Work to be completed:
Transcribe the rows below from the line with "data-point <box>245 380 257 391</box>" to the line with "ratio-band-green <box>714 634 722 947</box>", including both, without changing a character.

Given information:
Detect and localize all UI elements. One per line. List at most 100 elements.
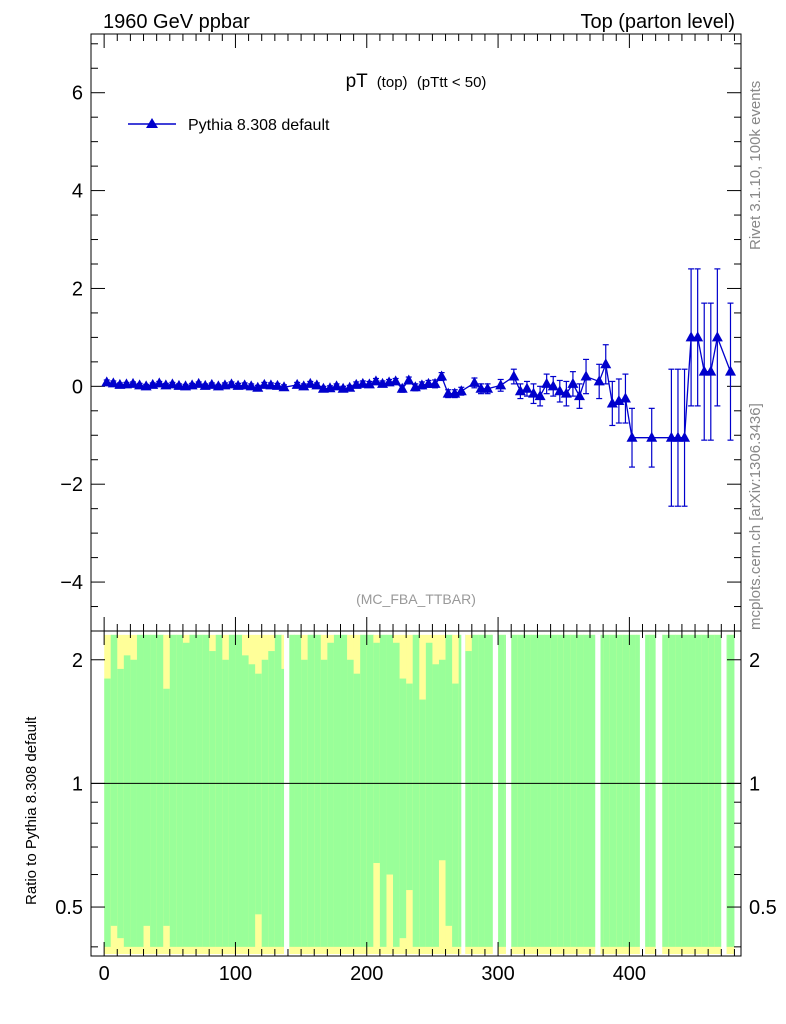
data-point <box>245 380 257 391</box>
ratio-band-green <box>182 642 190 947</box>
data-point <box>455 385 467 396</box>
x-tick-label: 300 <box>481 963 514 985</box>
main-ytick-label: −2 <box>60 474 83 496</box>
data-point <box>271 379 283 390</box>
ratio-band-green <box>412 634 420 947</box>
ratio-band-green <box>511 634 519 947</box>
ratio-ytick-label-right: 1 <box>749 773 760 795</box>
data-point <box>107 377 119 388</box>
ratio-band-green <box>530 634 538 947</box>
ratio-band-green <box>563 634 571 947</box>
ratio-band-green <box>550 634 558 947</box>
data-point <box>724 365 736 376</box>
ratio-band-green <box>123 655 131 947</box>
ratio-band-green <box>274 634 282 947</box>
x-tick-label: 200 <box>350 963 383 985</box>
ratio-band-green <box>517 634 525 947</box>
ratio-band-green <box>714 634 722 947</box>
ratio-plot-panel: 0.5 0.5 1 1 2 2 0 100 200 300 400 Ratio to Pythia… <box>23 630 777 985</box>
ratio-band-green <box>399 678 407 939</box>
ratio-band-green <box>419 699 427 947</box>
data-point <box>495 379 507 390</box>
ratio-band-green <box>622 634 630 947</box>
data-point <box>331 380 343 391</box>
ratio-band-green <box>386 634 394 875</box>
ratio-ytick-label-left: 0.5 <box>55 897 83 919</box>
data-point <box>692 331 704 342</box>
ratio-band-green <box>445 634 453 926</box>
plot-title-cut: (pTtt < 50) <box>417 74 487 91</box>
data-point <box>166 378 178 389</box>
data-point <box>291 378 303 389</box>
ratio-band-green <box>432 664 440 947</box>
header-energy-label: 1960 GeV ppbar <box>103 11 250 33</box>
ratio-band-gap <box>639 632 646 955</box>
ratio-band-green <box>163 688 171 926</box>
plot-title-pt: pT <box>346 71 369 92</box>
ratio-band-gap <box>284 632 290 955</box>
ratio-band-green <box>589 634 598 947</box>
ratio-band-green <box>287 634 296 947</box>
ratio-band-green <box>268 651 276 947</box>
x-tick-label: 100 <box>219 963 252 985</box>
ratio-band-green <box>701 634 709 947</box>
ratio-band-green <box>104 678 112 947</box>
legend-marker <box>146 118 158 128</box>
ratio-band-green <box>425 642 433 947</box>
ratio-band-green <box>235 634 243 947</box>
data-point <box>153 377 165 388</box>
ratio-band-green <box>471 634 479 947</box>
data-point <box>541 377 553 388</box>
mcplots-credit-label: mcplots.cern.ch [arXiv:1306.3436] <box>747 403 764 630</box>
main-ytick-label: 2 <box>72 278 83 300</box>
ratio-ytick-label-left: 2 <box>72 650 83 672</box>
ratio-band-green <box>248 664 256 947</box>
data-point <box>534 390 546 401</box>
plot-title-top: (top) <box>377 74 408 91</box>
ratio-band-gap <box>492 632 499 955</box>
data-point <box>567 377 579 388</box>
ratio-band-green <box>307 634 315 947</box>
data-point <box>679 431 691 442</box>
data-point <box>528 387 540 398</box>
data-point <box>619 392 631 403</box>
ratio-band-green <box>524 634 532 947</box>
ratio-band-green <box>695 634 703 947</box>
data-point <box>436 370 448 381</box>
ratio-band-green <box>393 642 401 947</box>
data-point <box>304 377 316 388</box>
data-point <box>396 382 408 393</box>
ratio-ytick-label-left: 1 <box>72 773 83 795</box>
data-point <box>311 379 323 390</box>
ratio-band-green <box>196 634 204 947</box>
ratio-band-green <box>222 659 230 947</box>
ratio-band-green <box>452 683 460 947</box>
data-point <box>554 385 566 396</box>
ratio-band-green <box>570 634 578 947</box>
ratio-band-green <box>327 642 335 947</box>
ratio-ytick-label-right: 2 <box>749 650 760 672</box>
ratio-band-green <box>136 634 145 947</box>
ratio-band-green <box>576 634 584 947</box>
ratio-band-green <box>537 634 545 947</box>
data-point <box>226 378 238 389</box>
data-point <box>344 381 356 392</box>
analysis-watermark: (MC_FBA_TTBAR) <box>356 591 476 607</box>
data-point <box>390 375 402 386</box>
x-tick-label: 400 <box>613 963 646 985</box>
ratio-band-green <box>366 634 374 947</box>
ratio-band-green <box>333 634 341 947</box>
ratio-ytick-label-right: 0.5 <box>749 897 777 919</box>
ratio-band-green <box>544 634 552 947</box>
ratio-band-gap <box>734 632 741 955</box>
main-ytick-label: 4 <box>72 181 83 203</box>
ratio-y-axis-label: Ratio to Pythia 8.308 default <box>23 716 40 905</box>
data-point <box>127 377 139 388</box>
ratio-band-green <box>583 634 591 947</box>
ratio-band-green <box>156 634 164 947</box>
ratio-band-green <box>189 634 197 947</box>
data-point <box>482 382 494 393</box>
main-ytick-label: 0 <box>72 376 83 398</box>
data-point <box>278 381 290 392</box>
==
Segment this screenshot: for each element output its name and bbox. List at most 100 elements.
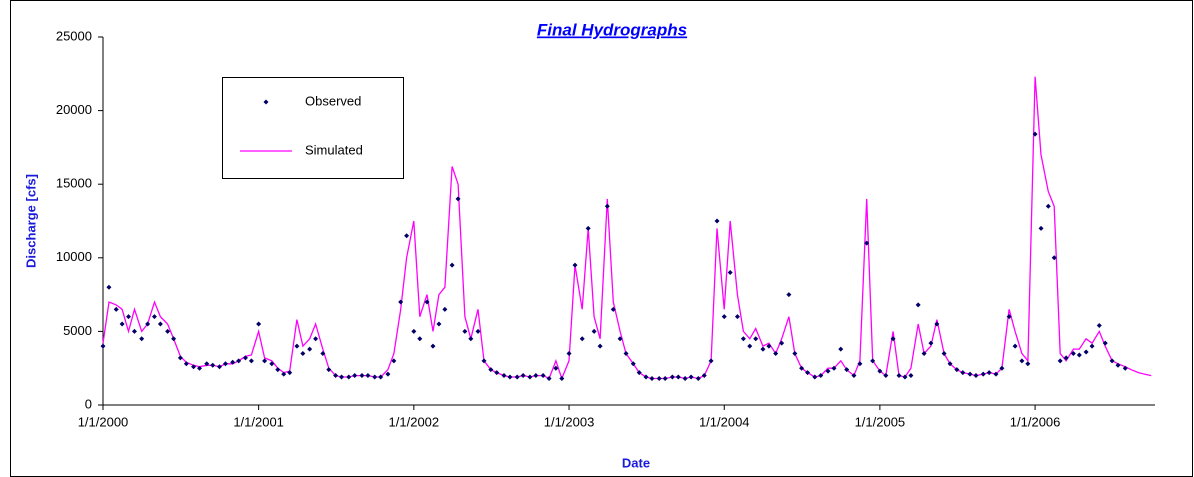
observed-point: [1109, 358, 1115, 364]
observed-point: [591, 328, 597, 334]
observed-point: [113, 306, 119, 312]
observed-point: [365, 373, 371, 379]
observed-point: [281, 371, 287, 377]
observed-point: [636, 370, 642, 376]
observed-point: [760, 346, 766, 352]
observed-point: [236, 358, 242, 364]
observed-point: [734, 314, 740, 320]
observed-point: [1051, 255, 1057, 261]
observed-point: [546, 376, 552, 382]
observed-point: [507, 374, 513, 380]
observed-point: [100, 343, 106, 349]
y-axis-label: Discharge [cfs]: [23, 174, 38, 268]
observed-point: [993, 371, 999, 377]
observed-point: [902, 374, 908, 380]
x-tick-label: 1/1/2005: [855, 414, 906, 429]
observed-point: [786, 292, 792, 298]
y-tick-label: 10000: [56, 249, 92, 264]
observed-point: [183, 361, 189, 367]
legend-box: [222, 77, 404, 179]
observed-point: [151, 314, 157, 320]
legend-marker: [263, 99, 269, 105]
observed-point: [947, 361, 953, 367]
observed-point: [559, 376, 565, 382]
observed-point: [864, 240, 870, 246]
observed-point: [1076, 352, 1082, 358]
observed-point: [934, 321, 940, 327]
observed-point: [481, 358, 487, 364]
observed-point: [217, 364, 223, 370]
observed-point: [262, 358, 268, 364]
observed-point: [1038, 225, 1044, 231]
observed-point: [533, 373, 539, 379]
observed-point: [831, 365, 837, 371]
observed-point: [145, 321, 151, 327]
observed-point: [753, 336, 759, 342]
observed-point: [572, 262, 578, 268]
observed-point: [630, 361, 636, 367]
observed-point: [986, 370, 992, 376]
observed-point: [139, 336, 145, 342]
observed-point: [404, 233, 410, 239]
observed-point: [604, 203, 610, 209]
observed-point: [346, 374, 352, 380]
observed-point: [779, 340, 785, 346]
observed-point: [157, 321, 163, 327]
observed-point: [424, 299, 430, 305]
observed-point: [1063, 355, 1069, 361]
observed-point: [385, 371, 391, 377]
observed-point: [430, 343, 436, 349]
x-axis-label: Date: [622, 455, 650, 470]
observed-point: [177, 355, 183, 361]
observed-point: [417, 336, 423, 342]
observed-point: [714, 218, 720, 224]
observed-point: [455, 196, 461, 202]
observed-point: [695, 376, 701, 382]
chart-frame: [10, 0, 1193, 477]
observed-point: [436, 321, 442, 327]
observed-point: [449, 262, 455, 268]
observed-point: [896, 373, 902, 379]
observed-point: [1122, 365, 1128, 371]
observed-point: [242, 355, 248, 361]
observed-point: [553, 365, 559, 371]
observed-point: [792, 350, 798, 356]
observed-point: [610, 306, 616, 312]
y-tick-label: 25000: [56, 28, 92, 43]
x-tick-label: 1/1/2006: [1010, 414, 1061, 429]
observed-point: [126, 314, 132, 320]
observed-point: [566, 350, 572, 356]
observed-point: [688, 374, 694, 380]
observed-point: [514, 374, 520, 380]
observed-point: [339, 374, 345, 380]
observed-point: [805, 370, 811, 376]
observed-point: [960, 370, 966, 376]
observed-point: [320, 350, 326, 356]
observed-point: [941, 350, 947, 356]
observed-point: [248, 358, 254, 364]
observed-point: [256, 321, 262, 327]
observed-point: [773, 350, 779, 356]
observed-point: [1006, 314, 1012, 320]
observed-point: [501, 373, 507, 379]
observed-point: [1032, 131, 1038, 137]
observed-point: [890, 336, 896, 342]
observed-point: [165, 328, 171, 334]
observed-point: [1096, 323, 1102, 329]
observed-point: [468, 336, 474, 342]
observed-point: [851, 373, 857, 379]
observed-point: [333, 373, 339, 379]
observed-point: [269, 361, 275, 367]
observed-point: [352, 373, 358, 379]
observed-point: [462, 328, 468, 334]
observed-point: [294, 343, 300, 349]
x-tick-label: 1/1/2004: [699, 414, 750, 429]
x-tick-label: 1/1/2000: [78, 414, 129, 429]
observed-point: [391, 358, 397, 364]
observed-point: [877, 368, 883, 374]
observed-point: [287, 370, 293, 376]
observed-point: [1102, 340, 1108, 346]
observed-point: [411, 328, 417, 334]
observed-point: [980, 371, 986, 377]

Output for this exercise:
data-point <box>245 380 257 391</box>
ratio-band-green <box>182 642 190 947</box>
data-point <box>455 385 467 396</box>
x-tick-label: 300 <box>481 963 514 985</box>
main-ytick-label: −2 <box>60 474 83 496</box>
data-point <box>271 379 283 390</box>
ratio-band-green <box>412 634 420 947</box>
ratio-band-green <box>511 634 519 947</box>
ratio-ytick-label-right: 1 <box>749 773 760 795</box>
data-point <box>107 377 119 388</box>
ratio-band-green <box>530 634 538 947</box>
ratio-band-green <box>563 634 571 947</box>
ratio-band-green <box>550 634 558 947</box>
data-point <box>724 365 736 376</box>
ratio-band-green <box>123 655 131 947</box>
ratio-band-green <box>274 634 282 947</box>
x-tick-label: 200 <box>350 963 383 985</box>
ratio-band-green <box>517 634 525 947</box>
ratio-band-green <box>714 634 722 947</box>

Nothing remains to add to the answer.